# MATERIAL SUPPLIED:
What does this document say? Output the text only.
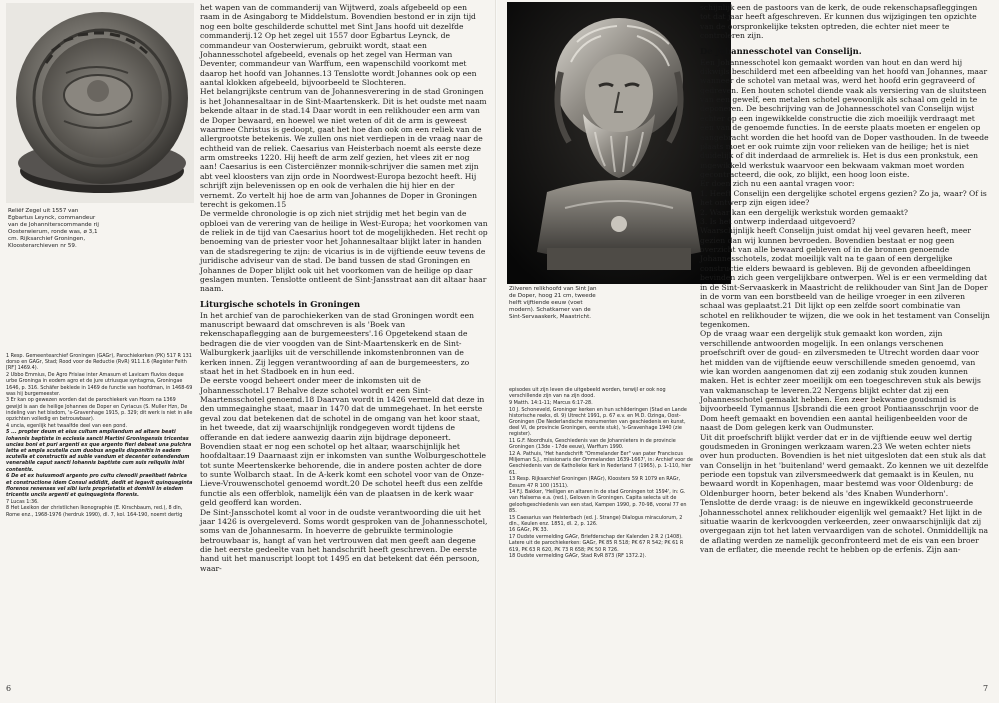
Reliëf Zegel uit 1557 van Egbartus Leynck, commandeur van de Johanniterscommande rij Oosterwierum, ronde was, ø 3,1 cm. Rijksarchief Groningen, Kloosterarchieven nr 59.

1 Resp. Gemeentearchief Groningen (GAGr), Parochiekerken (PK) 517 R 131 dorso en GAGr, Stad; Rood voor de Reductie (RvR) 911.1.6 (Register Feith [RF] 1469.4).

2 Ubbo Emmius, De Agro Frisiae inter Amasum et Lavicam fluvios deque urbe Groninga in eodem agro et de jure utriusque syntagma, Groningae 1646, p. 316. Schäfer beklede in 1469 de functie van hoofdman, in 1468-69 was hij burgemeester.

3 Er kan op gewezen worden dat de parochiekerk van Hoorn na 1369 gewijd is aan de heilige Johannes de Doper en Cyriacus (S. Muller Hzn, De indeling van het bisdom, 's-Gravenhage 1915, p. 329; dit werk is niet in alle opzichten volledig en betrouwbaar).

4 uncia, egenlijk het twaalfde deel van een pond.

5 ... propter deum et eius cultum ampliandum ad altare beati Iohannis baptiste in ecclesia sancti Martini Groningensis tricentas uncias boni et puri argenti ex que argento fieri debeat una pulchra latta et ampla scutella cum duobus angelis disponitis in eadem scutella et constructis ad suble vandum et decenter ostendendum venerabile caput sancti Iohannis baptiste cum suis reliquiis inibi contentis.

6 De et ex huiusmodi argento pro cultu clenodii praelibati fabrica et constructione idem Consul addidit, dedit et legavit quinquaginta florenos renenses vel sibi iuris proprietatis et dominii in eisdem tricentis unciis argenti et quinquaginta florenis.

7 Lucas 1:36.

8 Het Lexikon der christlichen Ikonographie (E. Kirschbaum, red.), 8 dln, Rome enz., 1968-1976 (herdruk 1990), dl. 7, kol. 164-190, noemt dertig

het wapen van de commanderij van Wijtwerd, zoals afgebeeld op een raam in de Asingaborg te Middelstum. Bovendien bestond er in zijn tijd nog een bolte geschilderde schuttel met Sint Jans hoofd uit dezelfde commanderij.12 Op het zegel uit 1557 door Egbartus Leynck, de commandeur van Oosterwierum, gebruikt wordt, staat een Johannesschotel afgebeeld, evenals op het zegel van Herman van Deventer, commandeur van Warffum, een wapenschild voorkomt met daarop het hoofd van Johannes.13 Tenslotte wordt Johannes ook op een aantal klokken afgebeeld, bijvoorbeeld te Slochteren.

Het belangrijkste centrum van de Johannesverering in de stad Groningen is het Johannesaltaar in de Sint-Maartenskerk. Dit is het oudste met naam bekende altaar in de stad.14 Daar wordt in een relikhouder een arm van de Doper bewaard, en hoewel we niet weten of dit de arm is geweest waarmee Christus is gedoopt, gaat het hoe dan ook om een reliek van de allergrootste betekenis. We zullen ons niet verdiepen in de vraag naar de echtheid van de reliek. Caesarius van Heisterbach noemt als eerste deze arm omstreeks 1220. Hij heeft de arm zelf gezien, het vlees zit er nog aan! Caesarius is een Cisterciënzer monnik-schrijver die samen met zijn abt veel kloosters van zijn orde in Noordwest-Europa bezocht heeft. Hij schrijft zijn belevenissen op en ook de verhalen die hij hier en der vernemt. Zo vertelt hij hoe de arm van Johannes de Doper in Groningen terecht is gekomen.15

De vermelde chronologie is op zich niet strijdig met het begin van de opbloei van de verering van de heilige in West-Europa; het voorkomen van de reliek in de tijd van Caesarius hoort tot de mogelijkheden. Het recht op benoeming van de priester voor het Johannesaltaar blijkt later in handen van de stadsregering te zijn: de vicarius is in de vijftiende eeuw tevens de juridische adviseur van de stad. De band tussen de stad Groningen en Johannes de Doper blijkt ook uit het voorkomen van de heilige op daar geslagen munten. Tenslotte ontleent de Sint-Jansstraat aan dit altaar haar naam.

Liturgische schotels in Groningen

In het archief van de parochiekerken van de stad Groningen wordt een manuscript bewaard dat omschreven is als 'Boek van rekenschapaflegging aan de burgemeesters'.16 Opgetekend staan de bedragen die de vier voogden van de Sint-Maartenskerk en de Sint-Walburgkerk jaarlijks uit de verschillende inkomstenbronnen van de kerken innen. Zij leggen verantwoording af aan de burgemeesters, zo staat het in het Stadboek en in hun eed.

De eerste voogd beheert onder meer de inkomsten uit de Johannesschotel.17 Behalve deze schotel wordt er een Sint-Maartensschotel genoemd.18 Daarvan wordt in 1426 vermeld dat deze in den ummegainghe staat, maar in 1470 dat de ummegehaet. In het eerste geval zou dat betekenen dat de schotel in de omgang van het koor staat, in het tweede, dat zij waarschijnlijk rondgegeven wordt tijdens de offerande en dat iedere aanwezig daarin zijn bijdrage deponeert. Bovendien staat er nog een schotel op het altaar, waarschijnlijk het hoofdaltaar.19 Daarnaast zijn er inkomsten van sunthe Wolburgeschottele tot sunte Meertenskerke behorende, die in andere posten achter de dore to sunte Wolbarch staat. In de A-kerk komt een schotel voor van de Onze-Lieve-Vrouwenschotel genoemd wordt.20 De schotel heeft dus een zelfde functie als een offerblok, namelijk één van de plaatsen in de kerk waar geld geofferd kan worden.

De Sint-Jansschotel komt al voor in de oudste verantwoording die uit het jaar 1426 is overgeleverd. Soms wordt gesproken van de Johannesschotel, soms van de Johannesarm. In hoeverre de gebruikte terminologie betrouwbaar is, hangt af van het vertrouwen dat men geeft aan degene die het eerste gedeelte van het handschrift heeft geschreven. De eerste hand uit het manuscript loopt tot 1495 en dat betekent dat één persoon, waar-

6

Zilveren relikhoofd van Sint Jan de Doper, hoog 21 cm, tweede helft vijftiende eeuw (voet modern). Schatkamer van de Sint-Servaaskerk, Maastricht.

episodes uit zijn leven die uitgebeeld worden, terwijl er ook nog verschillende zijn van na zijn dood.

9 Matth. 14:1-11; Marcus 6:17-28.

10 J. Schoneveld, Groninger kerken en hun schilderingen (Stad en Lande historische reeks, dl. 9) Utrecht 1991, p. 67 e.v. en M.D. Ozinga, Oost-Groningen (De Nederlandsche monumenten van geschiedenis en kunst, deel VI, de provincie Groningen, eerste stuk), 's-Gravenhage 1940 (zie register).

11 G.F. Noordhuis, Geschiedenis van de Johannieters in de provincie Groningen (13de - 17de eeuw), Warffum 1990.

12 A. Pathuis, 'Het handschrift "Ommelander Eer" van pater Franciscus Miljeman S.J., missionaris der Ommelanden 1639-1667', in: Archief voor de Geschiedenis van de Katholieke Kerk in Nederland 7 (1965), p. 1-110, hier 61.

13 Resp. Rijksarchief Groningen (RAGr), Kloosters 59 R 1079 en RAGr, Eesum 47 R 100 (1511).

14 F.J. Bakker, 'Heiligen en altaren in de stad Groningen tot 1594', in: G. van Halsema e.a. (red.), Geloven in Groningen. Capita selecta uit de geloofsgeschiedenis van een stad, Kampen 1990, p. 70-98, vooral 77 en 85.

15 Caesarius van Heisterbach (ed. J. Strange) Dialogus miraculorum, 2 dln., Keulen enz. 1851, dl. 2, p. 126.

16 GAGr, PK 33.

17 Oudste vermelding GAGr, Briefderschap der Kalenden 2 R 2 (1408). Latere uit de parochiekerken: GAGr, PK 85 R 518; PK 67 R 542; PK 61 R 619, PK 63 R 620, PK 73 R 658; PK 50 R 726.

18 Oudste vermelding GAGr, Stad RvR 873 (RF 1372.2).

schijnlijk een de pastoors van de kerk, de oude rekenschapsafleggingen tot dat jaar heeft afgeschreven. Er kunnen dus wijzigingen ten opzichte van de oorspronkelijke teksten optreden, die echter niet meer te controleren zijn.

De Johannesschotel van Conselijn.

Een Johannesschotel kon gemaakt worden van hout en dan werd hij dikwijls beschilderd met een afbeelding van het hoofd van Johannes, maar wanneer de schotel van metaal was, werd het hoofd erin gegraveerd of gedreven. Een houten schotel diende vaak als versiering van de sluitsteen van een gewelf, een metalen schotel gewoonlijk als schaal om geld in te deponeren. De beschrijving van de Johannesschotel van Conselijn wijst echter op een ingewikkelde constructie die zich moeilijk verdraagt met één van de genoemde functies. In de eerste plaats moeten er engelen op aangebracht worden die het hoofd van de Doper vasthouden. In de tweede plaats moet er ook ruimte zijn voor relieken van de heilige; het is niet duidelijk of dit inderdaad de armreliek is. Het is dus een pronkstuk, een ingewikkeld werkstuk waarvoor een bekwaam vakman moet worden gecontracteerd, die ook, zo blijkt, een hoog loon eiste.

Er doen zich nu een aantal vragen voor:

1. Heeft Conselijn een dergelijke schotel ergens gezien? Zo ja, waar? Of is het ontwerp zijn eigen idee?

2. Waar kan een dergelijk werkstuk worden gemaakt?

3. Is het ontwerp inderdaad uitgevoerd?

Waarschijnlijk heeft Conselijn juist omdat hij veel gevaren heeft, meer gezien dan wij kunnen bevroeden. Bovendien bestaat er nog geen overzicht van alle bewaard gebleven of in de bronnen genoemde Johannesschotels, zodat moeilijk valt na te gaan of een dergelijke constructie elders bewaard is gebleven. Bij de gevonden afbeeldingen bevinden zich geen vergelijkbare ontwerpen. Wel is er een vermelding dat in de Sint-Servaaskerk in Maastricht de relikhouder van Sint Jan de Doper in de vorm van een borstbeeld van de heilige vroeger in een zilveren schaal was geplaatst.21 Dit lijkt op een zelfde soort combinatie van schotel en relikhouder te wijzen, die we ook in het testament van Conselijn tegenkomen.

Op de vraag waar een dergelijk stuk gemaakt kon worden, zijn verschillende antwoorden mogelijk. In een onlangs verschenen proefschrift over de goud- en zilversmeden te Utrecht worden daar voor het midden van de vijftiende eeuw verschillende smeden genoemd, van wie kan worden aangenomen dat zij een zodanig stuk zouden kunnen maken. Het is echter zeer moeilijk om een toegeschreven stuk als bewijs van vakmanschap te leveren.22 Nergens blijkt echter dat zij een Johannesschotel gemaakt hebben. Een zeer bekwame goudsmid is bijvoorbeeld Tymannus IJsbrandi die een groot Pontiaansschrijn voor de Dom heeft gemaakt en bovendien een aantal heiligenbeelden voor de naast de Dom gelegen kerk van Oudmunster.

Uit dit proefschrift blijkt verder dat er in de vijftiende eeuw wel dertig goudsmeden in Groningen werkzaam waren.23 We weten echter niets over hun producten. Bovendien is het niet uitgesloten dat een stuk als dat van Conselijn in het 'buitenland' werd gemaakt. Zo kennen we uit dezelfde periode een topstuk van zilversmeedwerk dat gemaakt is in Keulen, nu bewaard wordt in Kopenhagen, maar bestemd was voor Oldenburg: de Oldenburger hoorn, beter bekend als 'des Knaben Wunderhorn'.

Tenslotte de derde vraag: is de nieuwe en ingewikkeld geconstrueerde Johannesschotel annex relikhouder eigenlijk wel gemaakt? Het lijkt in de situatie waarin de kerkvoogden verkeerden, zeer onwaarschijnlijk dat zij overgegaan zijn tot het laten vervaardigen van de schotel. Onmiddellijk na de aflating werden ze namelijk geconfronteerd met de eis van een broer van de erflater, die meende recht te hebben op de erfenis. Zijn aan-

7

# WHAT THIS TASK INVOLVES:
All lines above that include the word "GAGr" must be copied into the answer.

# EXERCISE RESPONSE:
1 Resp. Gemeentearchief Groningen (GAGr), Parochiekerken (PK) 517 R 131 dorso en GAGr, Stad; Rood voor de Reductie (RvR) 911.1.6 (Register Feith [RF] 1469.4).
16 GAGr, PK 33.
17 Oudste vermelding GAGr, Briefderschap der Kalenden 2 R 2 (1408). Latere uit de parochiekerken: GAGr, PK 85 R 518; PK 67 R 542; PK 61 R 619, PK 63 R 620, PK 73 R 658; PK 50 R 726.
18 Oudste vermelding GAGr, Stad RvR 873 (RF 1372.2).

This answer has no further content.